++++ EXERCISE MATERIALS ++++

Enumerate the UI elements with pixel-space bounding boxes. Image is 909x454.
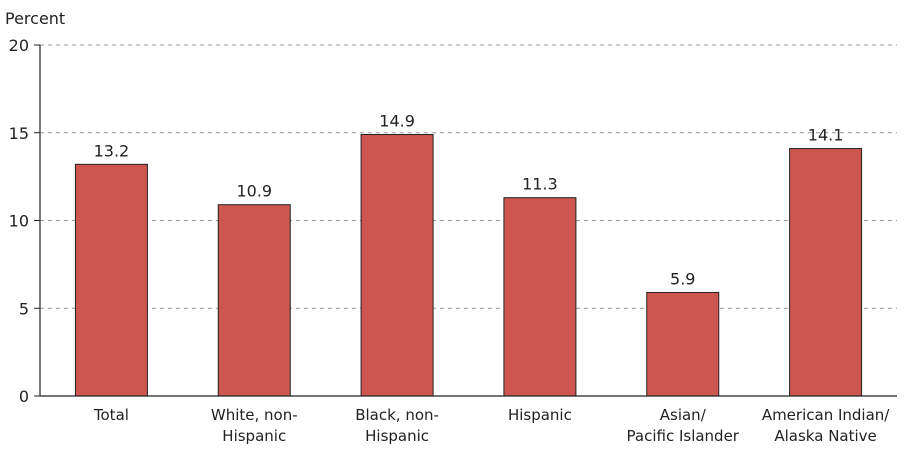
bar	[360, 134, 434, 397]
value-label: 5.9	[670, 269, 695, 288]
value-label: 13.2	[94, 141, 130, 160]
category-label: Asian/	[660, 406, 707, 424]
category-label: Alaska Native	[774, 427, 876, 445]
category-labels: Total White, non- Hispanic Black, non- Hispa…	[93, 406, 890, 445]
value-label: 11.3	[522, 175, 558, 194]
value-label: 14.9	[379, 112, 415, 131]
axes	[39, 45, 897, 397]
bar	[646, 291, 720, 397]
category-label: American Indian/	[762, 406, 890, 424]
bar	[789, 148, 863, 397]
category-label: Hispanic	[222, 427, 286, 445]
y-tick-label: 20	[9, 36, 29, 55]
gridlines	[40, 44, 897, 309]
bar	[217, 204, 291, 397]
value-labels: 13.2 10.9 14.9 11.3 5.9 14.1	[94, 112, 844, 289]
category-label: Hispanic	[508, 406, 572, 424]
value-label: 14.1	[808, 126, 844, 145]
y-axis-label: Percent	[5, 9, 65, 28]
category-label: White, non-	[211, 406, 298, 424]
y-axis-ticks: 0 5 10 15 20	[9, 36, 40, 406]
bars	[74, 134, 863, 397]
category-label: Total	[93, 406, 129, 424]
y-tick-label: 5	[19, 299, 29, 318]
y-tick-label: 15	[9, 124, 29, 143]
category-label: Pacific Islander	[627, 427, 740, 445]
category-label: Black, non-	[355, 406, 439, 424]
bar	[503, 197, 577, 397]
y-tick-label: 10	[9, 212, 29, 231]
bar	[74, 163, 148, 397]
value-label: 10.9	[236, 182, 272, 201]
y-tick-label: 0	[19, 387, 29, 406]
category-label: Hispanic	[365, 427, 429, 445]
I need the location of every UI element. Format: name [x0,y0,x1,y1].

++++

*WHAT THE TASK REQUIRES*
Copy out every line of the records above, word for word, but leave out the pictures.

*EXPECTED ANSWER*
Enumerate the UI elements with pixel-space bounding boxes. Image is 909x454.
bar	[360, 134, 434, 397]
value-label: 5.9	[670, 269, 695, 288]
value-label: 13.2	[94, 141, 130, 160]
category-label: Asian/	[660, 406, 707, 424]
category-label: Alaska Native	[774, 427, 876, 445]
category-labels: Total White, non- Hispanic Black, non- Hispa…	[93, 406, 890, 445]
value-label: 11.3	[522, 175, 558, 194]
value-label: 14.9	[379, 112, 415, 131]
axes	[39, 45, 897, 397]
bar	[646, 291, 720, 397]
category-label: American Indian/	[762, 406, 890, 424]
bar	[789, 148, 863, 397]
category-label: Hispanic	[222, 427, 286, 445]
y-tick-label: 20	[9, 36, 29, 55]
gridlines	[40, 44, 897, 309]
bar	[217, 204, 291, 397]
value-labels: 13.2 10.9 14.9 11.3 5.9 14.1	[94, 112, 844, 289]
category-label: Hispanic	[508, 406, 572, 424]
value-label: 14.1	[808, 126, 844, 145]
y-axis-label: Percent	[5, 9, 65, 28]
category-label: White, non-	[211, 406, 298, 424]
y-axis-ticks: 0 5 10 15 20	[9, 36, 40, 406]
bars	[74, 134, 863, 397]
category-label: Total	[93, 406, 129, 424]
y-tick-label: 5	[19, 299, 29, 318]
y-tick-label: 15	[9, 124, 29, 143]
category-label: Pacific Islander	[627, 427, 740, 445]
category-label: Black, non-	[355, 406, 439, 424]
bar	[503, 197, 577, 397]
y-tick-label: 10	[9, 212, 29, 231]
bar	[74, 163, 148, 397]
value-label: 10.9	[236, 182, 272, 201]
y-tick-label: 0	[19, 387, 29, 406]
category-label: Hispanic	[365, 427, 429, 445]
I need the location of every UI element. Format: name [x0,y0,x1,y1].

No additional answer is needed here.